_Exercise instructions_.
Reproduce the part of the listing that opens with the line containing "legend-marker — [148, 494, 156, 503]" and closes with the line containing "main-point-cms — [357, 255, 368, 266]", renaming "svg-text" to "text-node" wherever it occurs and leaving everything else unchanged.

## Begin Provided records

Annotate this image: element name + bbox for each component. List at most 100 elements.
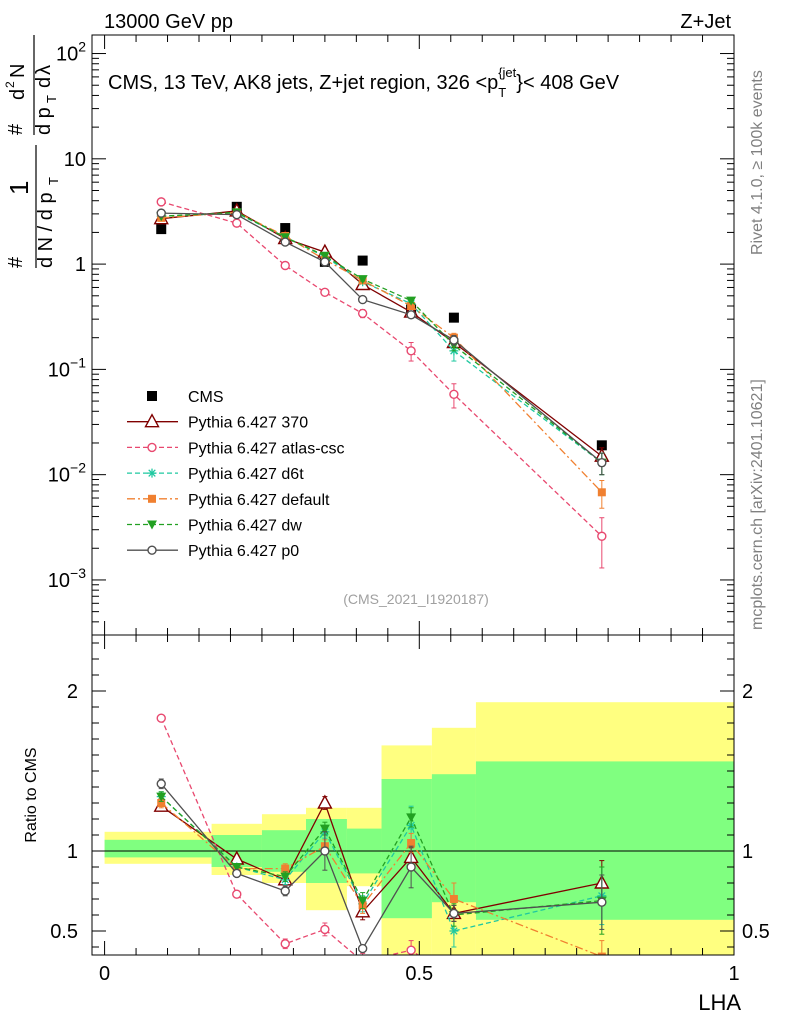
legend-marker — [148, 494, 156, 503]
svg-text:λ: λ — [33, 65, 55, 75]
legend-label: CMS — [188, 389, 224, 406]
ratio-point-pythia-6-427-atlas-csc — [406, 945, 416, 955]
ratio-point-pythia-6-427-p0 — [406, 862, 416, 872]
legend-item-pythia-6-427-atlas-csc: Pythia 6.427 atlas-csc — [127, 440, 345, 457]
ratio-point-pythia-6-427-p0 — [449, 908, 459, 919]
x-tick-label: 0.5 — [405, 963, 433, 985]
svg-text:d p: d p — [33, 107, 55, 135]
ratio-band-inner — [104, 839, 212, 858]
main-point-cms — [357, 255, 368, 266]
legend-label: Pythia 6.427 default — [188, 492, 330, 509]
main-y-tick-label: 1 — [75, 254, 86, 276]
main-point-pythia-6-427-atlas-csc — [597, 531, 607, 541]
svg-text:1: 1 — [4, 181, 34, 195]
ratio-point-pythia-6-427-p0 — [597, 897, 607, 907]
legend-item-cms: CMS — [147, 389, 224, 406]
ratio-plot-frame — [91, 634, 735, 956]
main-point-pythia-6-427-p0 — [232, 209, 242, 220]
legend-item-pythia-6-427-p0: Pythia 6.427 p0 — [127, 543, 299, 560]
svg-text:T: T — [46, 177, 61, 185]
main-point-pythia-6-427-atlas-csc — [280, 260, 290, 271]
legend-item-pythia-6-427-370: Pythia 6.427 370 — [127, 413, 308, 432]
ratio-point-pythia-6-427-dw — [357, 896, 368, 906]
main-point-pythia-6-427-p0 — [357, 294, 368, 305]
ratio-y-tick-label: 2 — [67, 681, 78, 703]
main-point-pythia-6-427-p0 — [597, 457, 607, 468]
main-point-pythia-6-427-p0 — [320, 257, 330, 267]
main-line-pythia-6-427-atlas-csc — [161, 201, 603, 537]
svg-text:2: 2 — [3, 81, 17, 88]
legend: CMS Pythia 6.427 370 Pythia 6.427 atlas-cs… — [127, 389, 345, 560]
ratio-y-tick-label-right: 1 — [742, 841, 753, 863]
ratio-point-pythia-6-427-370 — [317, 794, 333, 809]
legend-label: Pythia 6.427 atlas-csc — [188, 440, 345, 457]
legend-marker — [147, 545, 157, 555]
ratio-point-pythia-6-427-atlas-csc — [156, 713, 166, 723]
main-point-pythia-6-427-default — [407, 301, 416, 310]
x-tick-label: 0 — [99, 963, 110, 985]
ratio-point-pythia-6-427-atlas-csc — [320, 924, 330, 935]
main-point-pythia-6-427-atlas-csc — [449, 389, 459, 399]
main-series-pythia-6-427-default — [157, 208, 606, 509]
svg-text:d: d — [33, 77, 55, 88]
main-point-cms — [156, 224, 167, 235]
legend-label: Pythia 6.427 dw — [188, 518, 302, 535]
ratio-point-pythia-6-427-d6t — [449, 926, 459, 936]
ratio-error-bar — [451, 954, 457, 955]
legend-item-pythia-6-427-default: Pythia 6.427 default — [127, 492, 330, 509]
legend-label: Pythia 6.427 370 — [188, 415, 308, 432]
ratio-error-bar — [599, 954, 605, 955]
legend-marker — [147, 520, 157, 530]
svg-text:d: d — [7, 89, 29, 100]
main-point-pythia-6-427-atlas-csc — [357, 308, 368, 319]
ratio-line-pythia-6-427-d6t — [160, 796, 602, 932]
main-plot-title: CMS, 13 TeV, AK8 jets, Z+jet region, 326… — [108, 65, 620, 100]
title-tail: }< 408 GeV — [516, 72, 620, 94]
ratio-point-pythia-6-427-default — [157, 799, 166, 807]
ratio-point-pythia-6-427-atlas-csc — [359, 957, 367, 965]
ratio-point-pythia-6-427-p0 — [357, 943, 368, 954]
ratio-series-pythia-6-427-atlas-csc — [156, 713, 605, 983]
main-y-tick-label: 10−2 — [48, 460, 86, 487]
x-tick-label: 1 — [728, 963, 739, 985]
main-series-pythia-6-427-d6t — [156, 208, 607, 476]
main-error-bar — [599, 517, 605, 569]
main-series-pythia-6-427-p0 — [156, 208, 607, 476]
ratio-point-pythia-6-427-dw — [280, 872, 291, 882]
svg-text:T: T — [44, 95, 59, 103]
main-point-pythia-6-427-dw — [319, 251, 330, 261]
main-series-pythia-6-427-dw — [156, 208, 607, 476]
ratio-point-pythia-6-427-p0 — [232, 868, 242, 879]
main-point-pythia-6-427-atlas-csc — [406, 346, 416, 356]
ratio-line-pythia-6-427-default — [160, 802, 600, 955]
header-process-label: Z+Jet — [680, 11, 731, 33]
main-y-axis-label: # 1 d N / d p T # d 2 N d p T d λ — [3, 35, 61, 268]
main-point-cms — [448, 312, 459, 323]
mcplots-label: mcplots.cern.ch [arXiv:2401.10621] — [749, 379, 766, 630]
main-point-pythia-6-427-atlas-csc — [156, 197, 166, 207]
main-y-tick-label: 10 — [64, 149, 86, 171]
main-y-tick-label: 10−3 — [48, 565, 86, 592]
ratio-point-pythia-6-427-p0 — [320, 846, 330, 856]
ratio-series-pythia-6-427-p0 — [156, 778, 607, 954]
svg-text:#: # — [5, 123, 27, 135]
main-y-tick-label: 102 — [56, 39, 86, 66]
ratio-point-pythia-6-427-dw — [319, 824, 330, 834]
ratio-point-pythia-6-427-default — [407, 839, 416, 847]
legend-label: Pythia 6.427 d6t — [188, 466, 304, 483]
ratio-line-pythia-6-427-p0 — [160, 783, 602, 951]
ratio-point-pythia-6-427-p0 — [280, 886, 290, 896]
legend-item-pythia-6-427-d6t: Pythia 6.427 d6t — [127, 466, 304, 483]
legend-label: Pythia 6.427 p0 — [188, 543, 299, 560]
ratio-line-pythia-6-427-dw — [160, 796, 602, 916]
legend-item-pythia-6-427-dw: Pythia 6.427 dw — [127, 518, 302, 535]
main-line-pythia-6-427-p0 — [161, 212, 603, 464]
main-point-cms — [280, 223, 291, 234]
ratio-point-pythia-6-427-atlas-csc — [280, 939, 290, 949]
ratio-point-pythia-6-427-atlas-csc — [450, 975, 458, 983]
ratio-point-pythia-6-427-default — [449, 895, 458, 903]
ratio-point-pythia-6-427-dw — [406, 813, 417, 823]
ratio-line-pythia-6-427-atlas-csc — [160, 717, 420, 955]
main-point-pythia-6-427-p0 — [280, 237, 290, 247]
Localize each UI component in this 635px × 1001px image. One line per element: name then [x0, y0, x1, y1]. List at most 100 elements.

## End Provided records

_Answer to this exercise_.
legend-marker — [148, 494, 156, 503]
text-node:λ: λ — [33, 65, 55, 75]
legend-label: CMS — [188, 389, 224, 406]
ratio-point-pythia-6-427-atlas-csc — [406, 945, 416, 955]
ratio-point-pythia-6-427-p0 — [406, 862, 416, 872]
legend-item-pythia-6-427-atlas-csc: Pythia 6.427 atlas-csc — [127, 440, 345, 457]
ratio-point-pythia-6-427-p0 — [449, 908, 459, 919]
x-tick-label: 0.5 — [405, 963, 433, 985]
text-node:d p: d p — [33, 107, 55, 135]
ratio-band-inner — [104, 839, 212, 858]
main-point-cms — [357, 255, 368, 266]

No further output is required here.